■ **Data entries**:
'''

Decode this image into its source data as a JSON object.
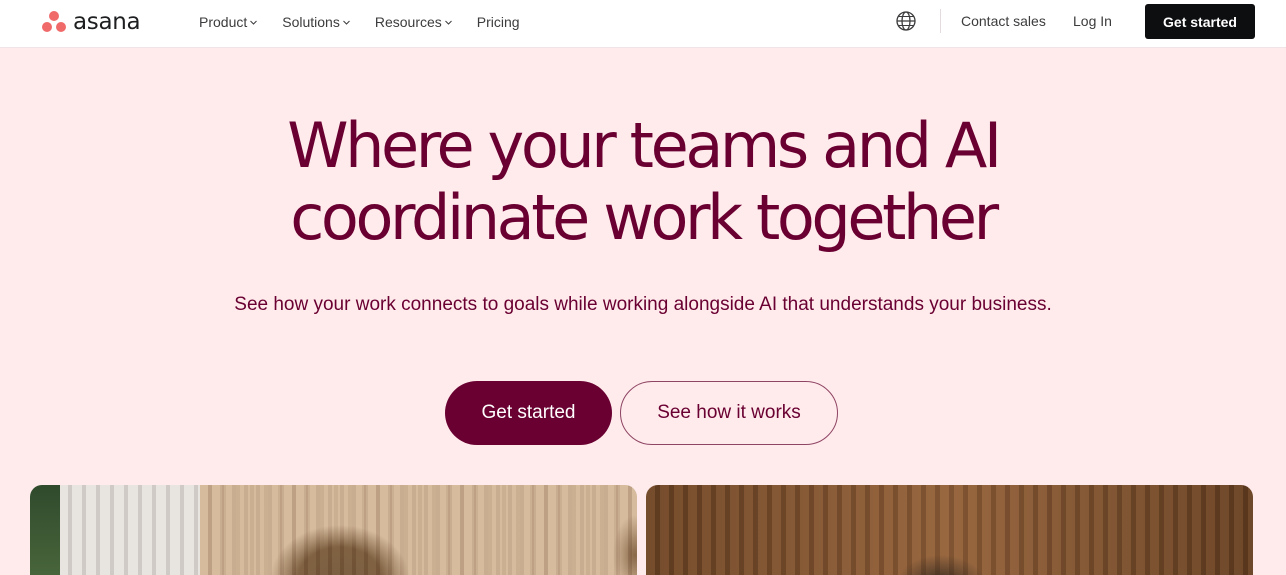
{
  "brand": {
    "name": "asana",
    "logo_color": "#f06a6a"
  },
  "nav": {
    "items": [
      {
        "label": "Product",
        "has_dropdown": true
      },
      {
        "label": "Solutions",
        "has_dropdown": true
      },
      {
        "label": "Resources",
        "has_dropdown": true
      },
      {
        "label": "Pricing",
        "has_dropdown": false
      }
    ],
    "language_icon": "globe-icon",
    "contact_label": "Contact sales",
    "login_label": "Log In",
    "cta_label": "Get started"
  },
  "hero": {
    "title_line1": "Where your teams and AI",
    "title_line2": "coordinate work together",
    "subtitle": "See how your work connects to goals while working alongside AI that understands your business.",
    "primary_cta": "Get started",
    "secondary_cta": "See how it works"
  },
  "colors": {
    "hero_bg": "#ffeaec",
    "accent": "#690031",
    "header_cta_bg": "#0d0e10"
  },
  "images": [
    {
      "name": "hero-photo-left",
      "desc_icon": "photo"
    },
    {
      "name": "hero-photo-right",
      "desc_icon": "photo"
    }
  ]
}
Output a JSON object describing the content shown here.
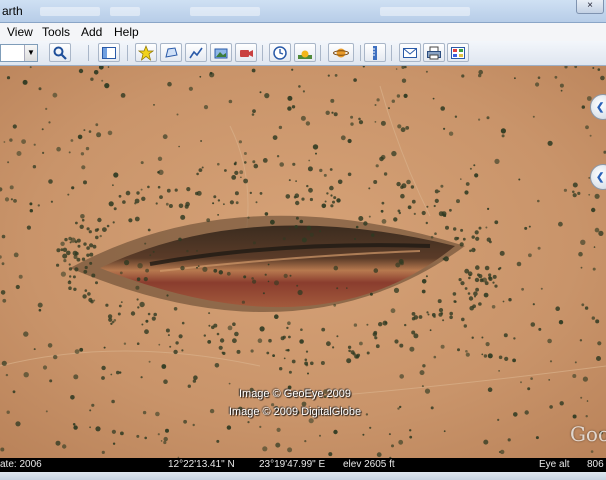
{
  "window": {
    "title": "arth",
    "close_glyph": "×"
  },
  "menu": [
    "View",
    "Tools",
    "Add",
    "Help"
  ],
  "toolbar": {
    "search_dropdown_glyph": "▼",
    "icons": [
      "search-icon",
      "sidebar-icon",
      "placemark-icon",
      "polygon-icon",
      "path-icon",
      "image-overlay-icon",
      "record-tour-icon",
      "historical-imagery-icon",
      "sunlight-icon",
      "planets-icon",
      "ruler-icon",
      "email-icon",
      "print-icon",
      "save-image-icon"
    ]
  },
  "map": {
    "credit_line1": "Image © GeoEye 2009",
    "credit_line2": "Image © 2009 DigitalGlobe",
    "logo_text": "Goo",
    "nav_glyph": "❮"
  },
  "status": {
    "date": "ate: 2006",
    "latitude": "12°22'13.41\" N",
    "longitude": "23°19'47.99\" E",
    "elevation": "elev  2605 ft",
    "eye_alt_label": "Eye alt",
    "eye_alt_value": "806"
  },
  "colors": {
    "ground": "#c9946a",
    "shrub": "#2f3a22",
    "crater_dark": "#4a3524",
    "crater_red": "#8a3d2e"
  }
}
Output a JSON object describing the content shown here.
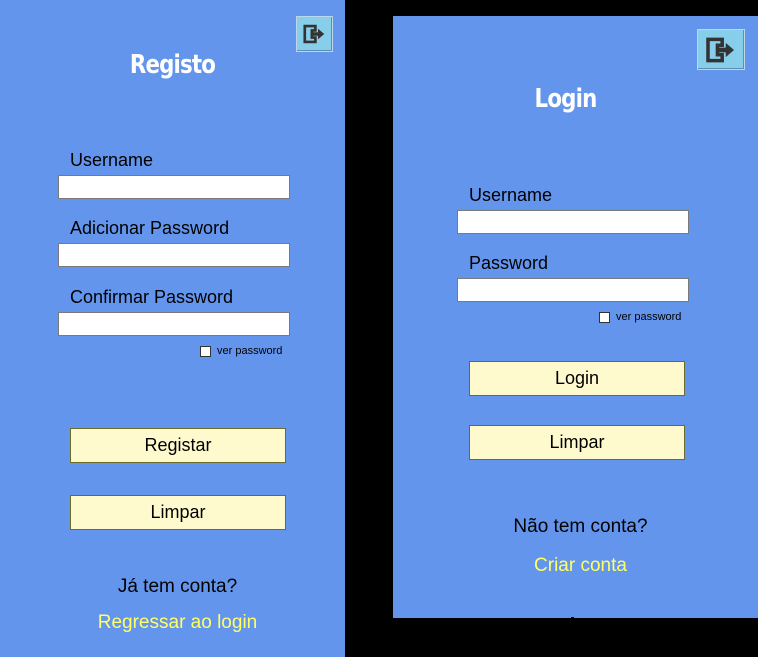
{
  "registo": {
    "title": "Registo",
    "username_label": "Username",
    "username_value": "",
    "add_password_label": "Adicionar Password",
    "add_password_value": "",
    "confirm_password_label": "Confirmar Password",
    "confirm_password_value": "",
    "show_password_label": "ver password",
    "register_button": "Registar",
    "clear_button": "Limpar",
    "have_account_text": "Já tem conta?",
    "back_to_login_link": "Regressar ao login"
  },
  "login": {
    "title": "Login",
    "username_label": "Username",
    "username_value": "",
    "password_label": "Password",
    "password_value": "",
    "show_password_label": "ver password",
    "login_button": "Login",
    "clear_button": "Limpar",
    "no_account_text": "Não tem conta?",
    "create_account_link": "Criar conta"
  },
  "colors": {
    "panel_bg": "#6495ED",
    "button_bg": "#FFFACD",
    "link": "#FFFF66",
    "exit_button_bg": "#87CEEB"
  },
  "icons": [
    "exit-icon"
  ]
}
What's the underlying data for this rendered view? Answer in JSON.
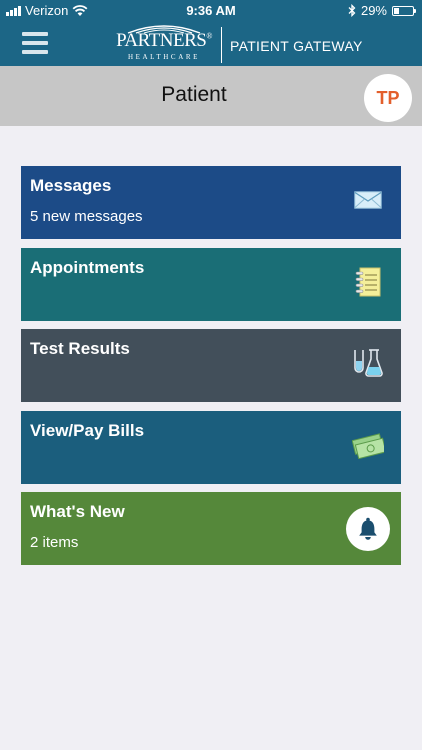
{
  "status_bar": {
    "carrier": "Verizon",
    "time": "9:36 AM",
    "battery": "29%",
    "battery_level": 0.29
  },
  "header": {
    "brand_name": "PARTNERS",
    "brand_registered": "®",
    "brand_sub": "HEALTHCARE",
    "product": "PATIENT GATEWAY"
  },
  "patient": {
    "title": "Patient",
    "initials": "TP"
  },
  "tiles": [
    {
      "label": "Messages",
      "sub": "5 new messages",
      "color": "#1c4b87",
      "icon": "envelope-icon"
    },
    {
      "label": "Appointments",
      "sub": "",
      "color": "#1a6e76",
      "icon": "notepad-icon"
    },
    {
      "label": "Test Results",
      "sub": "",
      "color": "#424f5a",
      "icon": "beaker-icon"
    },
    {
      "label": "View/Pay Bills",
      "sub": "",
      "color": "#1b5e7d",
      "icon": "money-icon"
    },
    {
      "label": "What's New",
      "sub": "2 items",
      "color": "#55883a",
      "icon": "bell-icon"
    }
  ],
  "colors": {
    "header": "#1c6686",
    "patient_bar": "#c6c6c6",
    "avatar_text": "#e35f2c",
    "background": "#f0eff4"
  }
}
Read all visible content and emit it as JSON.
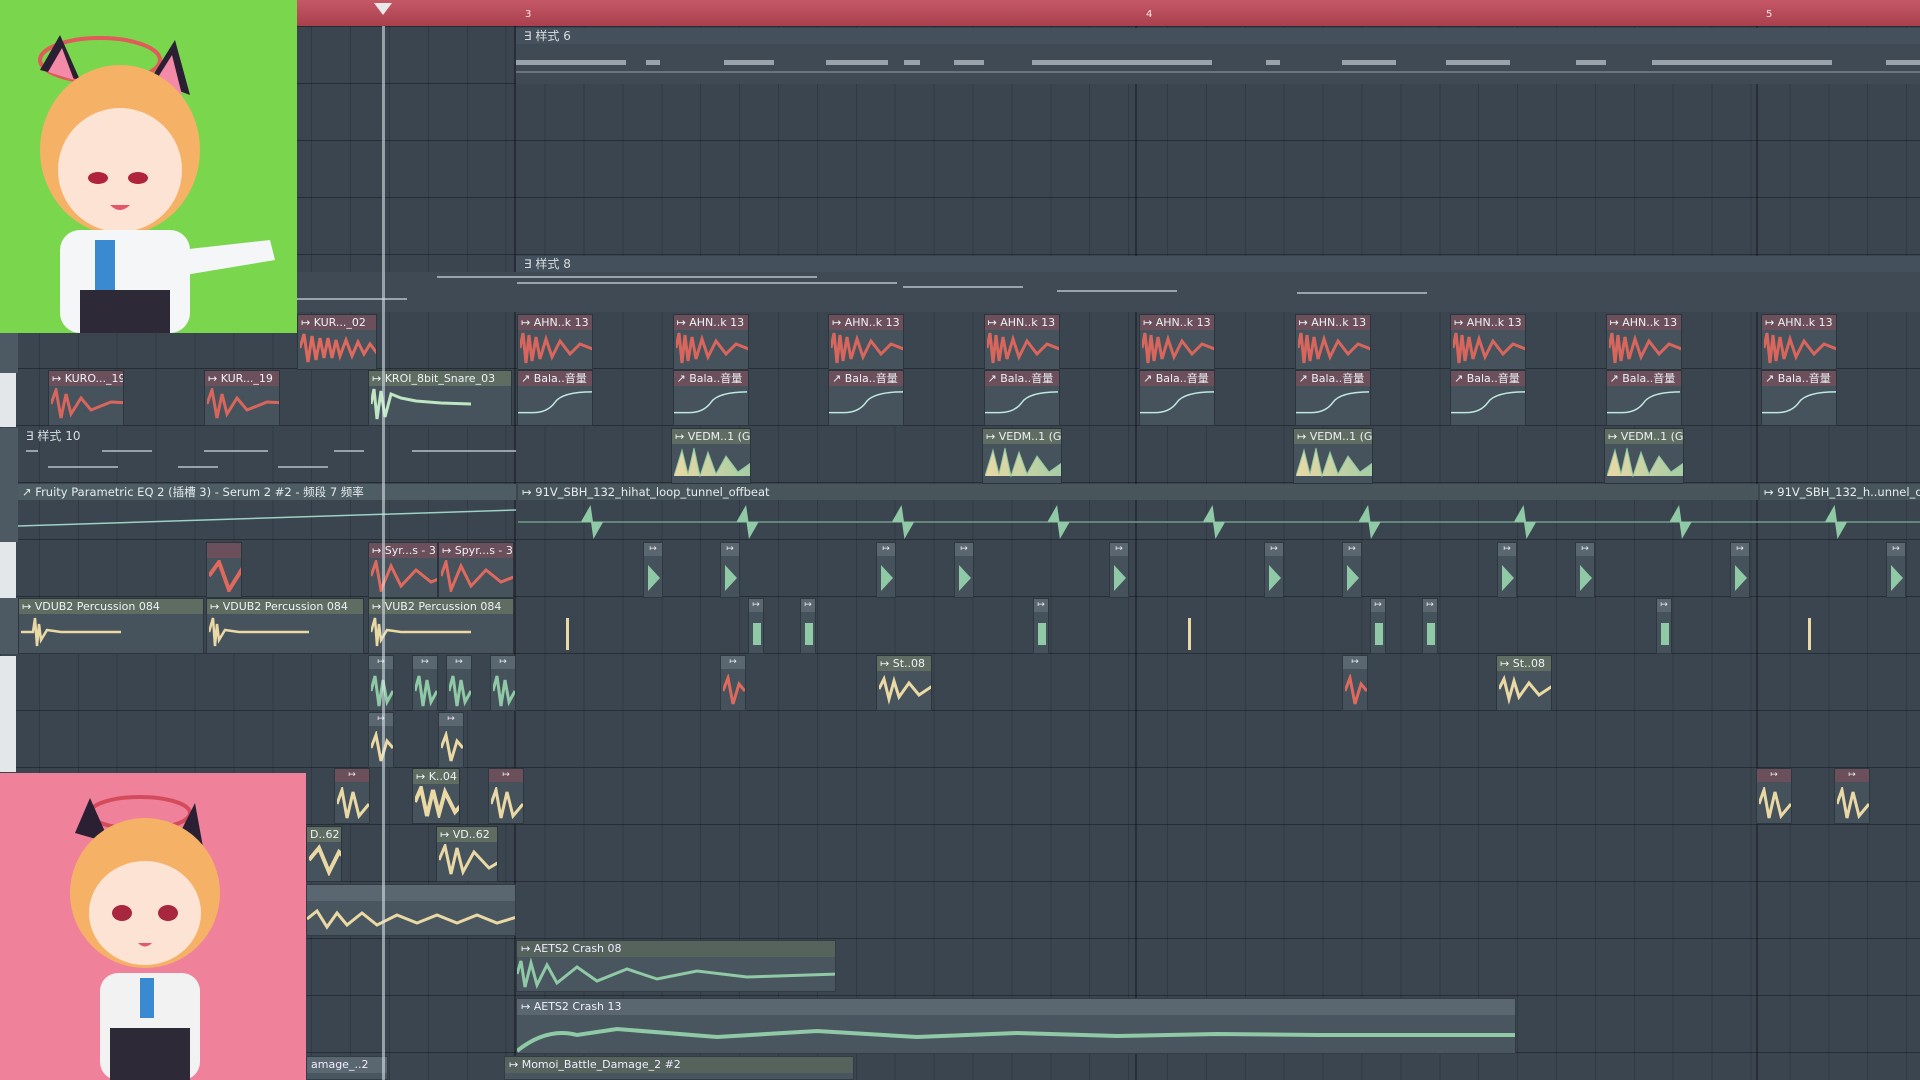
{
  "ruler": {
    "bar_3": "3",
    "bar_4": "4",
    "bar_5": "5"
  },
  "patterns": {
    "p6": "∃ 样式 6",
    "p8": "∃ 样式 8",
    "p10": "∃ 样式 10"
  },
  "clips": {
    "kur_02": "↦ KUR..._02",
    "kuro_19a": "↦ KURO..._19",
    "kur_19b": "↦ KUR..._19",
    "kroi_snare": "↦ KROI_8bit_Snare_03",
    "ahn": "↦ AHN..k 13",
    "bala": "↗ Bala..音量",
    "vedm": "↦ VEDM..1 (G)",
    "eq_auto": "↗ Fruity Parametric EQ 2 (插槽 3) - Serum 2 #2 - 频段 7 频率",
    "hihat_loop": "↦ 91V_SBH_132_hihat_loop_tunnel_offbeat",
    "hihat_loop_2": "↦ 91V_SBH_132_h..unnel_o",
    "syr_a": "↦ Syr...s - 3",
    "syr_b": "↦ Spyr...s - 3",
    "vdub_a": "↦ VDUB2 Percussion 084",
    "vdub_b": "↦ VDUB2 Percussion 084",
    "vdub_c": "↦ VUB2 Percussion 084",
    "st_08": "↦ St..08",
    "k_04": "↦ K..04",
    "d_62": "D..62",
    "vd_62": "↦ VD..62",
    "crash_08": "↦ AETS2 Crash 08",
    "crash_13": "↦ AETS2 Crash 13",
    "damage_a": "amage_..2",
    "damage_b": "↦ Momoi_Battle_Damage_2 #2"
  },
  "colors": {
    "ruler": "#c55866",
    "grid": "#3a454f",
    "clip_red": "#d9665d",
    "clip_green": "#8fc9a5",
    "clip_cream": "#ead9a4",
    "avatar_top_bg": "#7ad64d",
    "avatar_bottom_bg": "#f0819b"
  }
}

'''

■ **Aim of the task**: Without the pictures, retype exactly the lines from the one that holds "Read all visible content and emit it as JSON." to the last line of the data above, both of them included.

■ **Problem solution**:
Read all visible content and emit it as JSON.
{
  "ruler": {
    "bar_3": "3",
    "bar_4": "4",
    "bar_5": "5"
  },
  "patterns": {
    "p6": "∃ 样式 6",
    "p8": "∃ 样式 8",
    "p10": "∃ 样式 10"
  },
  "clips": {
    "kur_02": "↦ KUR..._02",
    "kuro_19a": "↦ KURO..._19",
    "kur_19b": "↦ KUR..._19",
    "kroi_snare": "↦ KROI_8bit_Snare_03",
    "ahn": "↦ AHN..k 13",
    "bala": "↗ Bala..音量",
    "vedm": "↦ VEDM..1 (G)",
    "eq_auto": "↗ Fruity Parametric EQ 2 (插槽 3) - Serum 2 #2 - 频段 7 频率",
    "hihat_loop": "↦ 91V_SBH_132_hihat_loop_tunnel_offbeat",
    "hihat_loop_2": "↦ 91V_SBH_132_h..unnel_o",
    "syr_a": "↦ Syr...s - 3",
    "syr_b": "↦ Spyr...s - 3",
    "vdub_a": "↦ VDUB2 Percussion 084",
    "vdub_b": "↦ VDUB2 Percussion 084",
    "vdub_c": "↦ VUB2 Percussion 084",
    "st_08": "↦ St..08",
    "k_04": "↦ K..04",
    "d_62": "D..62",
    "vd_62": "↦ VD..62",
    "crash_08": "↦ AETS2 Crash 08",
    "crash_13": "↦ AETS2 Crash 13",
    "damage_a": "amage_..2",
    "damage_b": "↦ Momoi_Battle_Damage_2 #2"
  },
  "colors": {
    "ruler": "#c55866",
    "grid": "#3a454f",
    "clip_red": "#d9665d",
    "clip_green": "#8fc9a5",
    "clip_cream": "#ead9a4",
    "avatar_top_bg": "#7ad64d",
    "avatar_bottom_bg": "#f0819b"
  }
}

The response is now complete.